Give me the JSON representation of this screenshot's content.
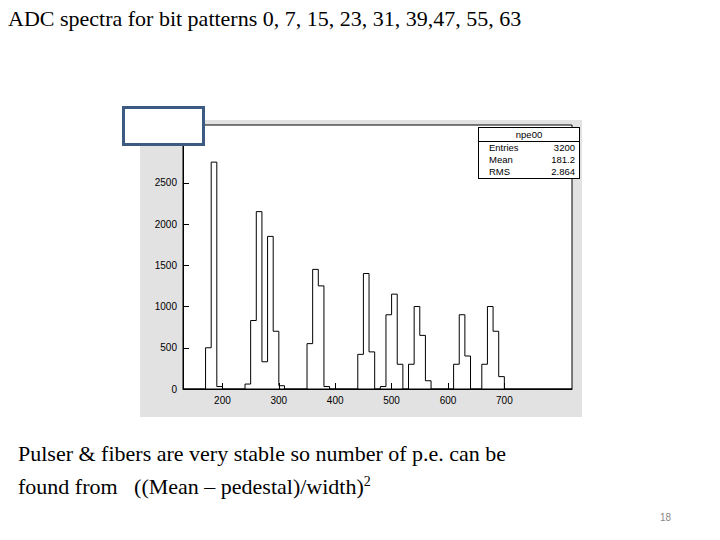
{
  "title": "ADC spectra for bit patterns 0, 7, 15, 23, 31, 39,47, 55, 63",
  "caption": {
    "lines": [
      "Pulser & fibers are very stable so number of p.e. can be",
      "found from   ((Mean – pedestal)/width)"
    ],
    "superscript": "2"
  },
  "page_number": 18,
  "chart_data": {
    "type": "histogram",
    "bins": [
      130,
      140,
      150,
      160,
      170,
      180,
      190,
      200,
      210,
      220,
      230,
      240,
      250,
      260,
      270,
      280,
      290,
      300,
      310,
      320,
      330,
      340,
      350,
      360,
      370,
      380,
      390,
      400,
      410,
      420,
      430,
      440,
      450,
      460,
      470,
      480,
      490,
      500,
      510,
      520,
      530,
      540,
      550,
      560,
      570,
      580,
      590,
      600,
      610,
      620,
      630,
      640,
      650,
      660,
      670,
      680,
      690,
      700,
      710,
      720,
      730,
      740,
      750,
      760,
      770,
      780,
      790,
      800,
      810,
      820
    ],
    "values": [
      0,
      0,
      0,
      0,
      500,
      2750,
      30,
      0,
      0,
      0,
      0,
      60,
      830,
      2150,
      330,
      1850,
      700,
      40,
      0,
      0,
      0,
      0,
      550,
      1450,
      1250,
      30,
      0,
      0,
      0,
      0,
      0,
      420,
      1400,
      450,
      0,
      30,
      900,
      1150,
      300,
      0,
      300,
      1000,
      650,
      100,
      0,
      0,
      0,
      0,
      300,
      900,
      400,
      0,
      0,
      300,
      1000,
      700,
      150,
      0,
      0,
      0,
      0,
      0,
      0,
      0,
      0,
      0,
      0,
      0,
      0
    ],
    "color": "#000000",
    "xlim": [
      130,
      820
    ],
    "xticks": [
      200,
      300,
      400,
      500,
      600,
      700
    ],
    "ylim": [
      0,
      3200
    ],
    "yticks": [
      0,
      500,
      1000,
      1500,
      2000,
      2500
    ],
    "grid": false,
    "stats": {
      "title": "npe00",
      "rows": [
        {
          "label": "Entries",
          "value": 3200
        },
        {
          "label": "Mean",
          "value": 181.2
        },
        {
          "label": "RMS",
          "value": 2.864
        }
      ]
    }
  }
}
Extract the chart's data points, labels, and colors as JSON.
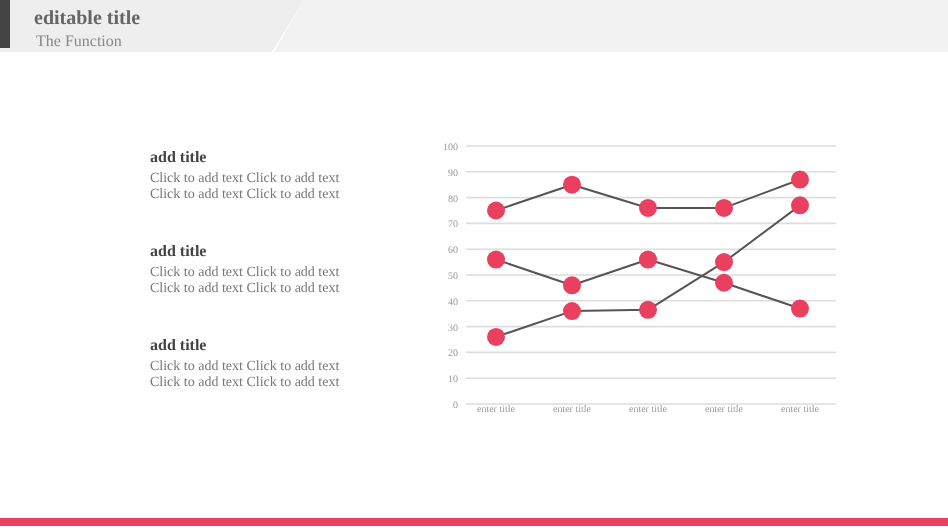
{
  "chart_data": {
    "type": "line",
    "title": "editable title",
    "subtitle": "The Function",
    "categories": [
      "enter title",
      "enter title",
      "enter title",
      "enter title",
      "enter title"
    ],
    "series": [
      {
        "color": "#e8405e",
        "values": [
          75,
          85,
          76,
          76,
          87
        ]
      },
      {
        "color": "#e8405e",
        "values": [
          56,
          46,
          56,
          47,
          37
        ]
      },
      {
        "color": "#e8405e",
        "values": [
          26,
          36,
          36.5,
          55,
          77
        ]
      }
    ],
    "ylim": [
      0,
      100
    ],
    "yticks": [
      0,
      10,
      20,
      30,
      40,
      50,
      60,
      70,
      80,
      90,
      100
    ],
    "grid": "y",
    "marker": "circle",
    "line_style": "solid",
    "annotations": [
      "add title",
      "Click to add text Click to add text",
      "Click to add text Click to add text",
      "add title",
      "Click to add text Click to add text",
      "Click to add text Click to add text",
      "add title",
      "Click to add text Click to add text",
      "Click to add text Click to add text"
    ]
  }
}
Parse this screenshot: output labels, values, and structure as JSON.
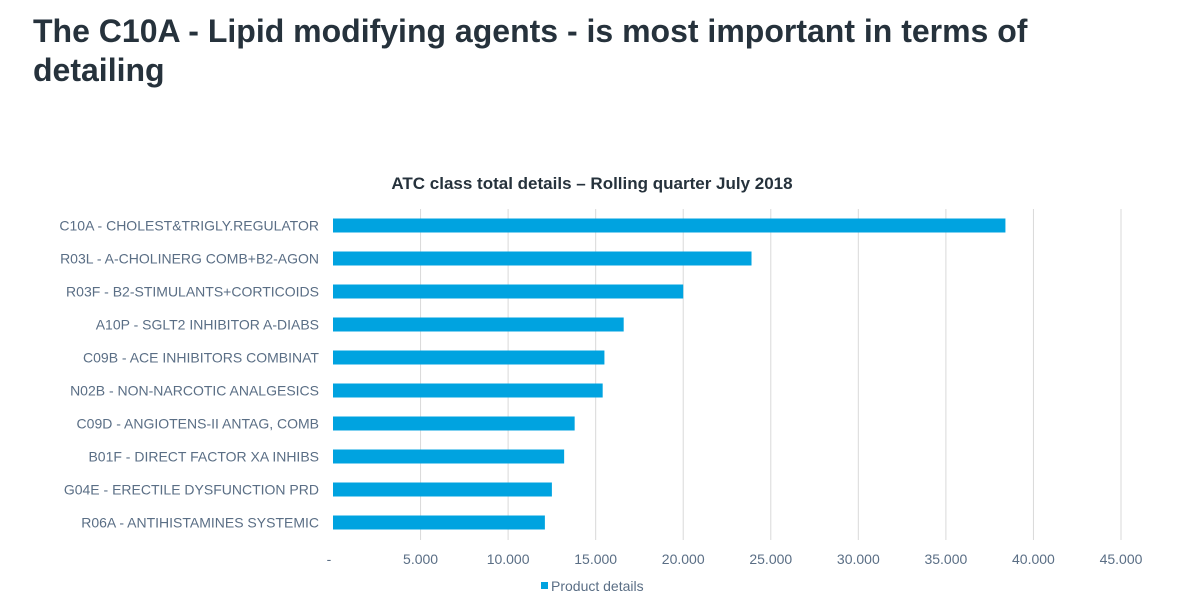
{
  "page": {
    "title": "The C10A - Lipid modifying agents - is most important in terms of detailing"
  },
  "colors": {
    "bar": "#00a3e0",
    "title_text": "#26323c",
    "label_text": "#5a6e85",
    "gridline": "#d9d9d9"
  },
  "chart_data": {
    "type": "bar",
    "orientation": "horizontal",
    "title": "ATC class total details – Rolling quarter July 2018",
    "categories": [
      "C10A - CHOLEST&TRIGLY.REGULATOR",
      "R03L - A-CHOLINERG COMB+B2-AGON",
      "R03F - B2-STIMULANTS+CORTICOIDS",
      "A10P - SGLT2 INHIBITOR A-DIABS",
      "C09B - ACE INHIBITORS COMBINAT",
      "N02B - NON-NARCOTIC ANALGESICS",
      "C09D - ANGIOTENS-II ANTAG, COMB",
      "B01F - DIRECT FACTOR XA INHIBS",
      "G04E - ERECTILE DYSFUNCTION PRD",
      "R06A - ANTIHISTAMINES SYSTEMIC"
    ],
    "series": [
      {
        "name": "Product details",
        "values": [
          38400,
          23900,
          20000,
          16600,
          15500,
          15400,
          13800,
          13200,
          12500,
          12100
        ]
      }
    ],
    "xlim": [
      0,
      45000
    ],
    "xticks": [
      0,
      5000,
      10000,
      15000,
      20000,
      25000,
      30000,
      35000,
      40000,
      45000
    ],
    "xtick_labels": [
      "-",
      "5.000",
      "10.000",
      "15.000",
      "20.000",
      "25.000",
      "30.000",
      "35.000",
      "40.000",
      "45.000"
    ],
    "xlabel": "",
    "ylabel": "",
    "grid": "vertical",
    "legend_position": "bottom"
  }
}
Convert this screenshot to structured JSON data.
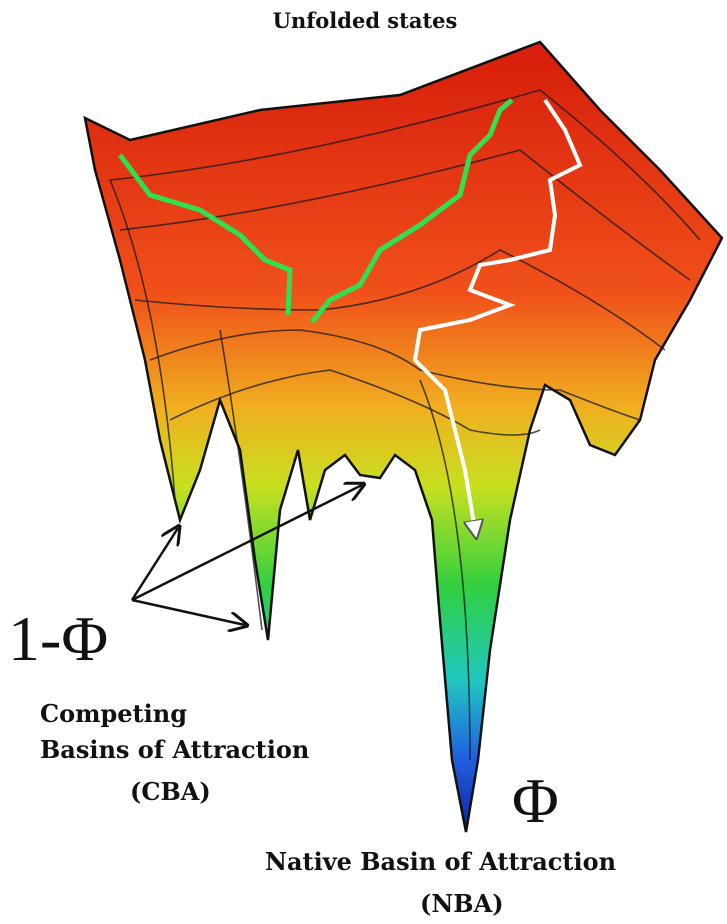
{
  "title": "Unfolded states",
  "competing": {
    "symbol": "1-Φ",
    "lines": [
      "Competing",
      "Basins of Attraction",
      "(CBA)"
    ]
  },
  "native": {
    "symbol": "Φ",
    "lines": [
      "Native Basin of Attraction",
      "(NBA)"
    ]
  }
}
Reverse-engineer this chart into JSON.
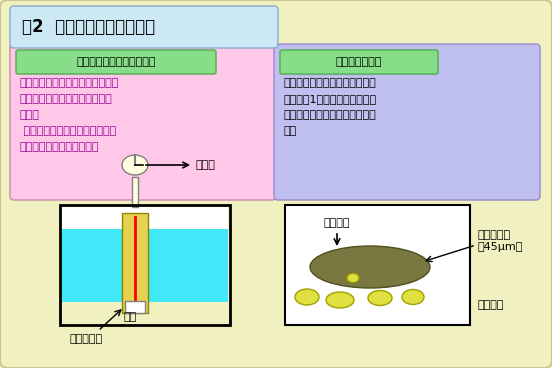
{
  "title": "図2  目詰まり点の測定方法",
  "title_bg": "#cce8f4",
  "outer_bg": "#f0f0c0",
  "left_box_title": "目詰まり点とその測定意義",
  "left_box_title_bg": "#88dd88",
  "left_box_bg": "#ffc8e8",
  "left_box_text_line1": "油を低温にしたとき、フィルター",
  "left_box_text_line2": "を通して流れにくくなる温度を",
  "left_box_text_line3": "いう。",
  "left_box_text_line4": " ディーゼル車のプレフィルター",
  "left_box_text_line5": "の閉塞を知る目安となる。",
  "left_box_text_color": "#990099",
  "right_box_title": "目詰まり点測定",
  "right_box_title_bg": "#88dd88",
  "right_box_bg": "#c0c0f0",
  "right_box_text_line1": "油を冷やして、ポンプで油を吸",
  "right_box_text_line2": "い上げ、1分間に一定量が通過",
  "right_box_text_line3": "できなくなる最初の温度を求め",
  "right_box_text_line4": "る。",
  "right_box_text_color": "#000000",
  "pump_label": "ポンプ",
  "filter_label": "フィルター",
  "coolant_label": "冷媒",
  "oil_flow_label": "油の流れ",
  "filter_label2a": "フィルター",
  "filter_label2b": "（45μm）",
  "wax_label": "ワックス",
  "liquid_color": "#40e8f8",
  "tube_color": "#e8d050",
  "filter_disk_color": "#787840",
  "wax_color": "#e0e040",
  "wax_edge_color": "#a0a000"
}
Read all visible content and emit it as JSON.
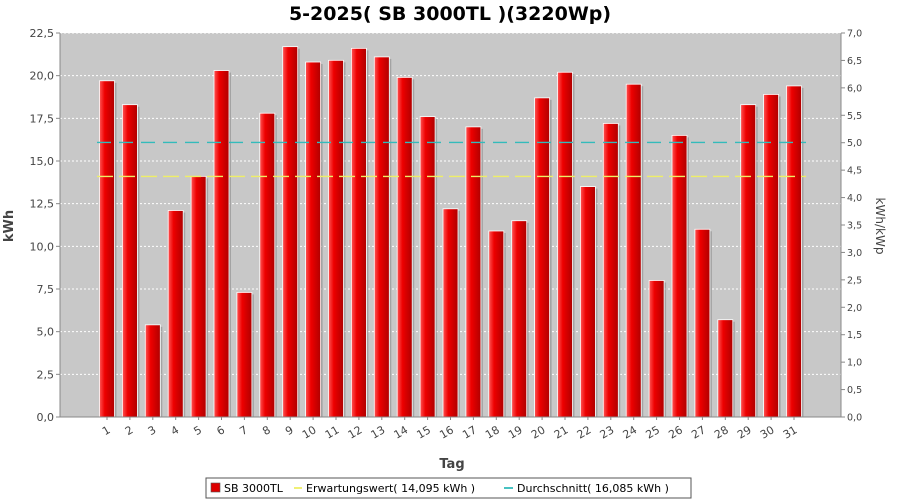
{
  "chart_data": {
    "type": "bar",
    "title": "5-2025( SB 3000TL )(3220Wp)",
    "xlabel": "Tag",
    "ylabel": "kWh",
    "ylabel_right": "kWh/kWp",
    "ylim": [
      0,
      22.5
    ],
    "ylim_right": [
      0,
      7.0
    ],
    "yticks": [
      "0,0",
      "2,5",
      "5,0",
      "7,5",
      "10,0",
      "12,5",
      "15,0",
      "17,5",
      "20,0",
      "22,5"
    ],
    "yticks_right": [
      "0,0",
      "0,5",
      "1,0",
      "1,5",
      "2,0",
      "2,5",
      "3,0",
      "3,5",
      "4,0",
      "4,5",
      "5,0",
      "5,5",
      "6,0",
      "6,5",
      "7,0"
    ],
    "categories": [
      "1",
      "2",
      "3",
      "4",
      "5",
      "6",
      "7",
      "8",
      "9",
      "10",
      "11",
      "12",
      "13",
      "14",
      "15",
      "16",
      "17",
      "18",
      "19",
      "20",
      "21",
      "22",
      "23",
      "24",
      "25",
      "26",
      "27",
      "28",
      "29",
      "30",
      "31"
    ],
    "series": [
      {
        "name": "SB 3000TL",
        "color": "#dd0000",
        "values": [
          19.7,
          18.3,
          5.4,
          12.1,
          14.1,
          20.3,
          7.3,
          17.8,
          21.7,
          20.8,
          20.9,
          21.6,
          21.1,
          19.9,
          17.6,
          12.2,
          17.0,
          10.9,
          11.5,
          18.7,
          20.2,
          13.5,
          17.2,
          19.5,
          8.0,
          16.5,
          11.0,
          5.7,
          18.3,
          18.9,
          19.4
        ]
      }
    ],
    "reference_lines": [
      {
        "name": "Erwartungswert",
        "value": 14.095,
        "color": "#eeee66"
      },
      {
        "name": "Durchschnitt",
        "value": 16.085,
        "color": "#33bbbb"
      }
    ],
    "legend": {
      "position": "bottom",
      "items": [
        {
          "label": "SB 3000TL",
          "color": "#dd0000"
        },
        {
          "label": "Erwartungswert( 14,095 kWh )",
          "color": "#eeee66"
        },
        {
          "label": "Durchschnitt( 16,085 kWh )",
          "color": "#33bbbb"
        }
      ]
    },
    "grid": true,
    "plot_background": "#c8c8c8"
  }
}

## Task instructions
Copy every line of the listing containing the string "Durchschnitt".

## Reply to the exercise
        "name": "Durchschnitt",
          "label": "Durchschnitt( 16,085 kWh )",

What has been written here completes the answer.